◆ **DIRECTIVE**
Quote all entries exactly, leaving pictures aside.

--- Begin INPUT ROWS ---

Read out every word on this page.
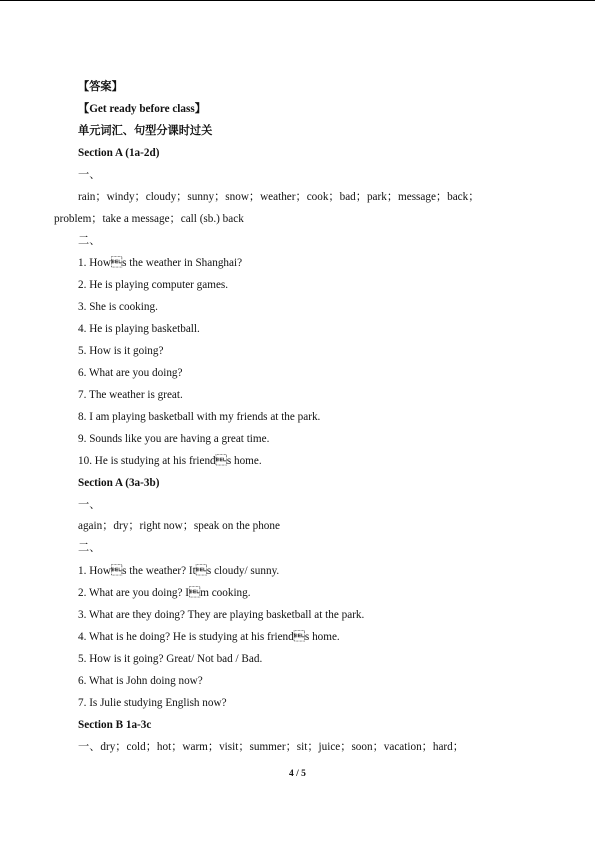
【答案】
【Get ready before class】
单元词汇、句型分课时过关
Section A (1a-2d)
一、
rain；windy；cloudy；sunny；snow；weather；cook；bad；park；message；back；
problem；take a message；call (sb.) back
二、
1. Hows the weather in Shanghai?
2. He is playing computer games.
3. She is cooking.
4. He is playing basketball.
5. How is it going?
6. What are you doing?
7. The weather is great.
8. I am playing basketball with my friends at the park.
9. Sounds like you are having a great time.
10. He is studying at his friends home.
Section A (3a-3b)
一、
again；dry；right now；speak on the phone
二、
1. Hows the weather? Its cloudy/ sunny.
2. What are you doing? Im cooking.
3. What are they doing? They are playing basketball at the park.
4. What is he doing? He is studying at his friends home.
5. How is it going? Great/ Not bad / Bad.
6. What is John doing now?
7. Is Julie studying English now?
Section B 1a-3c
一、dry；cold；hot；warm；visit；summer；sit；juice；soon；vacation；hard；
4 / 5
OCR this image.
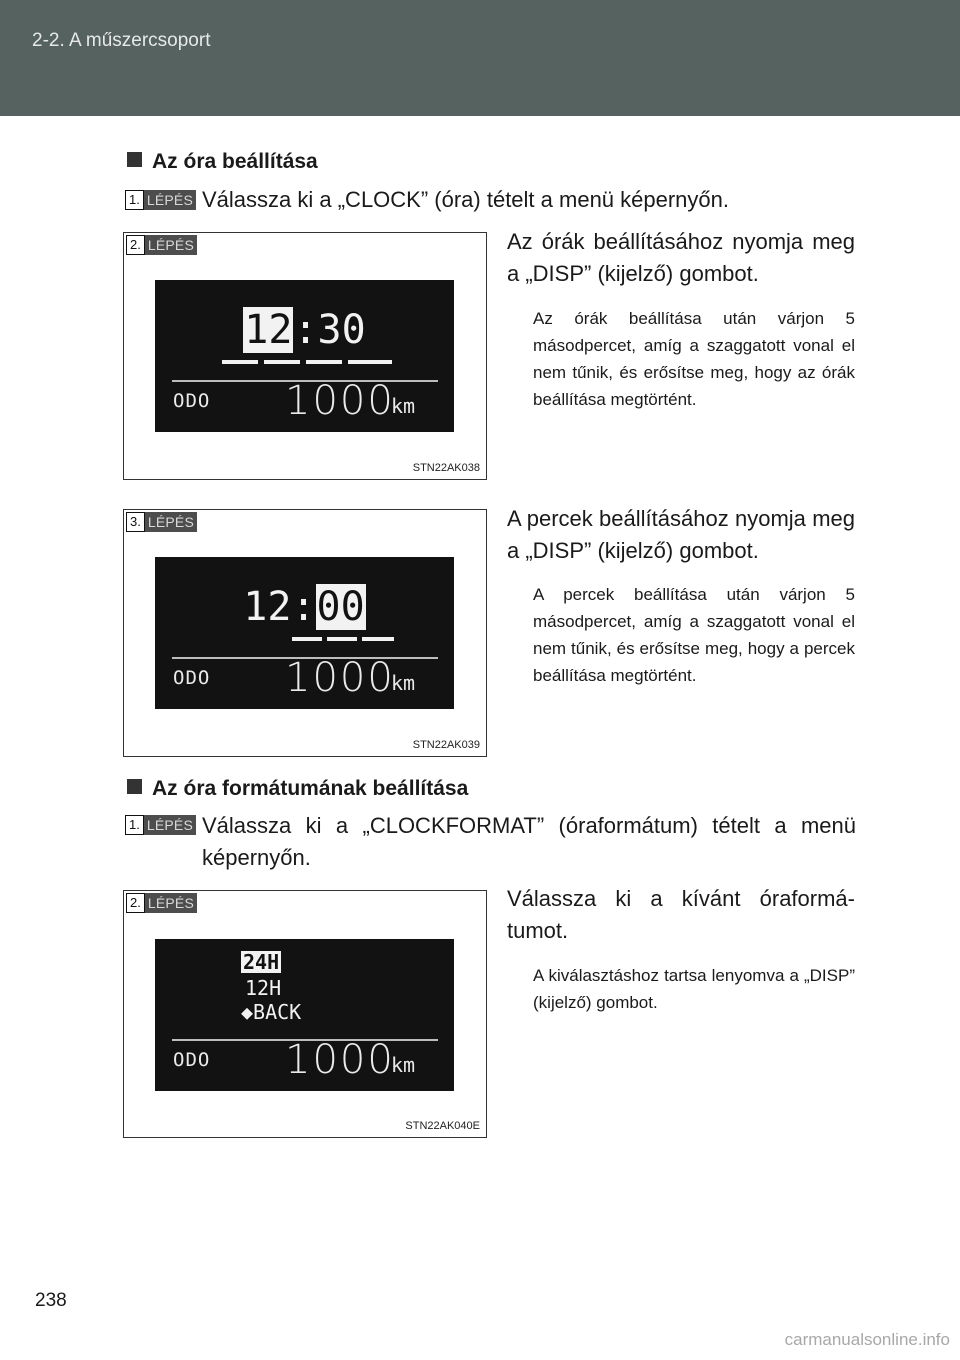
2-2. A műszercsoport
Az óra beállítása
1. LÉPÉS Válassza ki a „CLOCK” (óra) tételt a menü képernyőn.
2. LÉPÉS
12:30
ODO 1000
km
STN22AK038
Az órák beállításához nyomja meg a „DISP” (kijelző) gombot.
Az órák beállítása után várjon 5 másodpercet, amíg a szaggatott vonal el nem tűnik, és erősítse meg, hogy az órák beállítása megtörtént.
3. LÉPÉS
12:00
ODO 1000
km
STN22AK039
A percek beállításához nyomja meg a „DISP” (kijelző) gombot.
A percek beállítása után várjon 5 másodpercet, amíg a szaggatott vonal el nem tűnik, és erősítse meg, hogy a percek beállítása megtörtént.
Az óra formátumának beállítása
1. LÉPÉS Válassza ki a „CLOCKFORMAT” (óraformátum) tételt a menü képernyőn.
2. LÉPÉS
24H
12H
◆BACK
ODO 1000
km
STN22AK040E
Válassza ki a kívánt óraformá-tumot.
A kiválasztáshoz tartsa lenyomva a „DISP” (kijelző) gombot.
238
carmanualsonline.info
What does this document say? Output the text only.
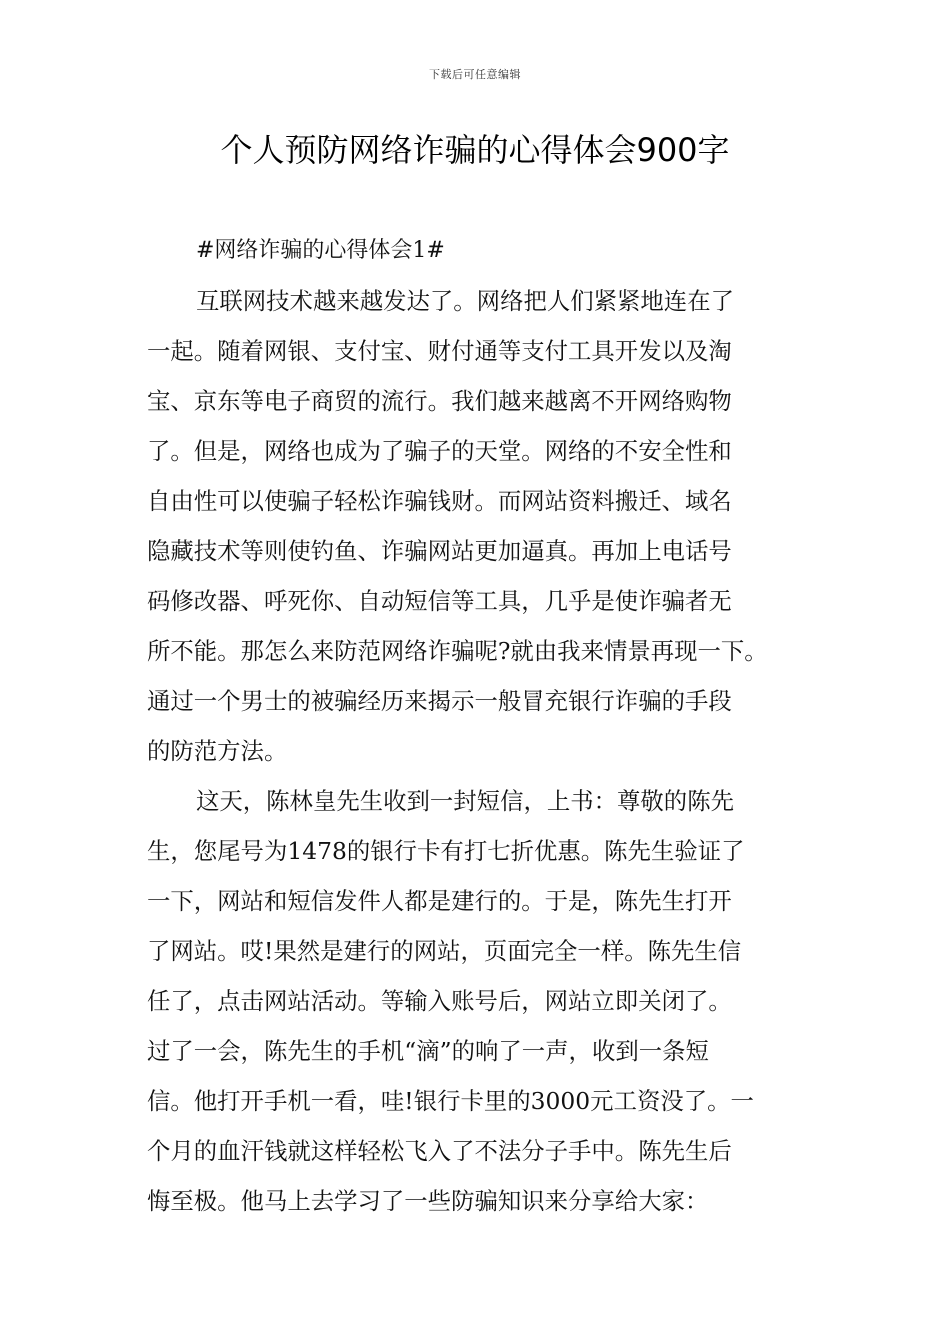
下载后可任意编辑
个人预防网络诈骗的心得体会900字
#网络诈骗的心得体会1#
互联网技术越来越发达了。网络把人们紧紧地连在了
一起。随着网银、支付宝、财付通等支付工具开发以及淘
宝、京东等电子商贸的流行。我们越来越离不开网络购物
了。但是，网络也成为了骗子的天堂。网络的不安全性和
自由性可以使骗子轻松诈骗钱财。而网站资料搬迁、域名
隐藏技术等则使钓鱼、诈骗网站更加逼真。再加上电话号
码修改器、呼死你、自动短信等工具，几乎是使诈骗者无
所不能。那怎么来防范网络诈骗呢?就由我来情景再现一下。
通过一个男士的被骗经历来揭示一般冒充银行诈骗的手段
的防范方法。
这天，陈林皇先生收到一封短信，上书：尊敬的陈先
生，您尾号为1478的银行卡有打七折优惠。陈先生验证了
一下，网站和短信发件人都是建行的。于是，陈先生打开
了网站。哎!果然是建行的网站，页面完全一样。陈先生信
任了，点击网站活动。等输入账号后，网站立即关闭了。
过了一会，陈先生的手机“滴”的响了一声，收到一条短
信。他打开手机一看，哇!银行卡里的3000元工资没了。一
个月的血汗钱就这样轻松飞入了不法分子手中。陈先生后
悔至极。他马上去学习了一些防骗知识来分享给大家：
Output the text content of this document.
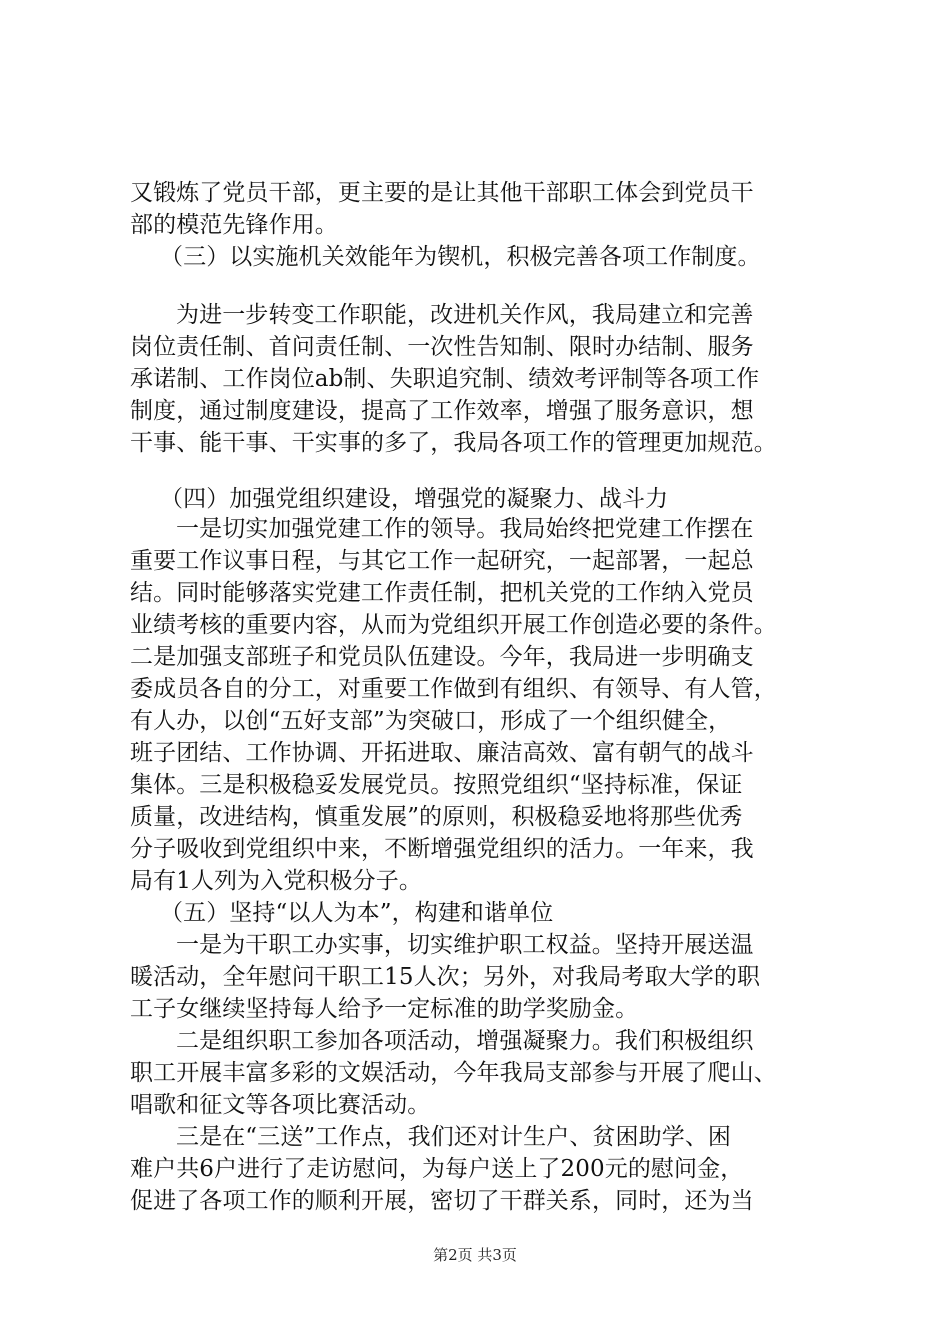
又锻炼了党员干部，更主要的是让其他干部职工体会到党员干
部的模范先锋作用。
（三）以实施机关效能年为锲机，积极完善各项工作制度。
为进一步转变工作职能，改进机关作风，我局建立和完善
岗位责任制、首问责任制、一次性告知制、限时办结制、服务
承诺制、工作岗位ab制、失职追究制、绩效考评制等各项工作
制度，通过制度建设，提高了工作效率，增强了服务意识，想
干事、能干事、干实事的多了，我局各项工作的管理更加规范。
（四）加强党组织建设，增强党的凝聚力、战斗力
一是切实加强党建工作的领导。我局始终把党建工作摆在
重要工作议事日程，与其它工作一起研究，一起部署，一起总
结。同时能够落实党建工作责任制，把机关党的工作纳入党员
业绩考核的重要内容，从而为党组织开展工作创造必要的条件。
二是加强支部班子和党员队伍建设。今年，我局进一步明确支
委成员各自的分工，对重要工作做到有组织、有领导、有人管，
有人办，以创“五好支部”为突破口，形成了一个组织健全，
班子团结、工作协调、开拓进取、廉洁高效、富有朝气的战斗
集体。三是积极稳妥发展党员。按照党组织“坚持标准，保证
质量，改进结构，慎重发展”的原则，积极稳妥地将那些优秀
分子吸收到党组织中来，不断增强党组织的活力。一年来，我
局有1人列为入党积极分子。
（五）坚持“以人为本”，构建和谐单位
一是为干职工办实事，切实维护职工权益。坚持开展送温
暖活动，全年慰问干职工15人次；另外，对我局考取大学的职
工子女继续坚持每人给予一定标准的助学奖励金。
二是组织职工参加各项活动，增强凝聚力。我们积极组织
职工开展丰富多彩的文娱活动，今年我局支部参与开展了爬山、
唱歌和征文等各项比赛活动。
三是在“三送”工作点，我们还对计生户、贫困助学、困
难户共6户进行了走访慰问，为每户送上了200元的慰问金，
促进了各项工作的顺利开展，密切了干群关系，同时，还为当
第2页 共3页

--- End INPUT ROWS ---

◆ **FULL SOLUTION**
Read out every word on this page.
【答案】
【Get ready before class】
单元词汇、句型分课时过关
Section A (1a-2d)
一、
rain；windy；cloudy；sunny；snow；weather；cook；bad；park；message；back；
problem；take a message；call (sb.) back
二、
1. Hows the weather in Shanghai?
2. He is playing computer games.
3. She is cooking.
4. He is playing basketball.
5. How is it going?
6. What are you doing?
7. The weather is great.
8. I am playing basketball with my friends at the park.
9. Sounds like you are having a great time.
10. He is studying at his friends home.
Section A (3a-3b)
一、
again；dry；right now；speak on the phone
二、
1. Hows the weather? Its cloudy/ sunny.
2. What are you doing? Im cooking.
3. What are they doing? They are playing basketball at the park.
4. What is he doing? He is studying at his friends home.
5. How is it going? Great/ Not bad / Bad.
6. What is John doing now?
7. Is Julie studying English now?
Section B 1a-3c
一、dry；cold；hot；warm；visit；summer；sit；juice；soon；vacation；hard；
4 / 5
OCR this image.
2-2. A műszercsoport
Az óra beállítása
1. LÉPÉS Válassza ki a „CLOCK” (óra) tételt a menü képernyőn.
2. LÉPÉS
12:30
ODO 1000
km
STN22AK038
Az órák beállításához nyomja meg a „DISP” (kijelző) gombot.
Az órák beállítása után várjon 5 másodpercet, amíg a szaggatott vonal el nem tűnik, és erősítse meg, hogy az órák beállítása megtörtént.
3. LÉPÉS
12:00
ODO 1000
km
STN22AK039
A percek beállításához nyomja meg a „DISP” (kijelző) gombot.
A percek beállítása után várjon 5 másodpercet, amíg a szaggatott vonal el nem tűnik, és erősítse meg, hogy a percek beállítása megtörtént.
Az óra formátumának beállítása
1. LÉPÉS Válassza ki a „CLOCKFORMAT” (óraformátum) tételt a menü képernyőn.
2. LÉPÉS
24H
12H
◆BACK
ODO 1000
km
STN22AK040E
Válassza ki a kívánt óraformá-tumot.
A kiválasztáshoz tartsa lenyomva a „DISP” (kijelző) gombot.
238
carmanualsonline.info
What does this document say? Output the text only.
下载后可任意编辑
个人预防网络诈骗的心得体会900字
#网络诈骗的心得体会1#
互联网技术越来越发达了。网络把人们紧紧地连在了
一起。随着网银、支付宝、财付通等支付工具开发以及淘
宝、京东等电子商贸的流行。我们越来越离不开网络购物
了。但是，网络也成为了骗子的天堂。网络的不安全性和
自由性可以使骗子轻松诈骗钱财。而网站资料搬迁、域名
隐藏技术等则使钓鱼、诈骗网站更加逼真。再加上电话号
码修改器、呼死你、自动短信等工具，几乎是使诈骗者无
所不能。那怎么来防范网络诈骗呢?就由我来情景再现一下。
通过一个男士的被骗经历来揭示一般冒充银行诈骗的手段
的防范方法。
这天，陈林皇先生收到一封短信，上书：尊敬的陈先
生，您尾号为1478的银行卡有打七折优惠。陈先生验证了
一下，网站和短信发件人都是建行的。于是，陈先生打开
了网站。哎!果然是建行的网站，页面完全一样。陈先生信
任了，点击网站活动。等输入账号后，网站立即关闭了。
过了一会，陈先生的手机“滴”的响了一声，收到一条短
信。他打开手机一看，哇!银行卡里的3000元工资没了。一
个月的血汗钱就这样轻松飞入了不法分子手中。陈先生后
悔至极。他马上去学习了一些防骗知识来分享给大家：
Output the text content of this document.
又锻炼了党员干部，更主要的是让其他干部职工体会到党员干
部的模范先锋作用。
（三）以实施机关效能年为锲机，积极完善各项工作制度。
为进一步转变工作职能，改进机关作风，我局建立和完善
岗位责任制、首问责任制、一次性告知制、限时办结制、服务
承诺制、工作岗位ab制、失职追究制、绩效考评制等各项工作
制度，通过制度建设，提高了工作效率，增强了服务意识，想
干事、能干事、干实事的多了，我局各项工作的管理更加规范。
（四）加强党组织建设，增强党的凝聚力、战斗力
一是切实加强党建工作的领导。我局始终把党建工作摆在
重要工作议事日程，与其它工作一起研究，一起部署，一起总
结。同时能够落实党建工作责任制，把机关党的工作纳入党员
业绩考核的重要内容，从而为党组织开展工作创造必要的条件。
二是加强支部班子和党员队伍建设。今年，我局进一步明确支
委成员各自的分工，对重要工作做到有组织、有领导、有人管，
有人办，以创“五好支部”为突破口，形成了一个组织健全，
班子团结、工作协调、开拓进取、廉洁高效、富有朝气的战斗
集体。三是积极稳妥发展党员。按照党组织“坚持标准，保证
质量，改进结构，慎重发展”的原则，积极稳妥地将那些优秀
分子吸收到党组织中来，不断增强党组织的活力。一年来，我
局有1人列为入党积极分子。
（五）坚持“以人为本”，构建和谐单位
一是为干职工办实事，切实维护职工权益。坚持开展送温
暖活动，全年慰问干职工15人次；另外，对我局考取大学的职
工子女继续坚持每人给予一定标准的助学奖励金。
二是组织职工参加各项活动，增强凝聚力。我们积极组织
职工开展丰富多彩的文娱活动，今年我局支部参与开展了爬山、
唱歌和征文等各项比赛活动。
三是在“三送”工作点，我们还对计生户、贫困助学、困
难户共6户进行了走访慰问，为每户送上了200元的慰问金，
促进了各项工作的顺利开展，密切了干群关系，同时，还为当
第2页 共3页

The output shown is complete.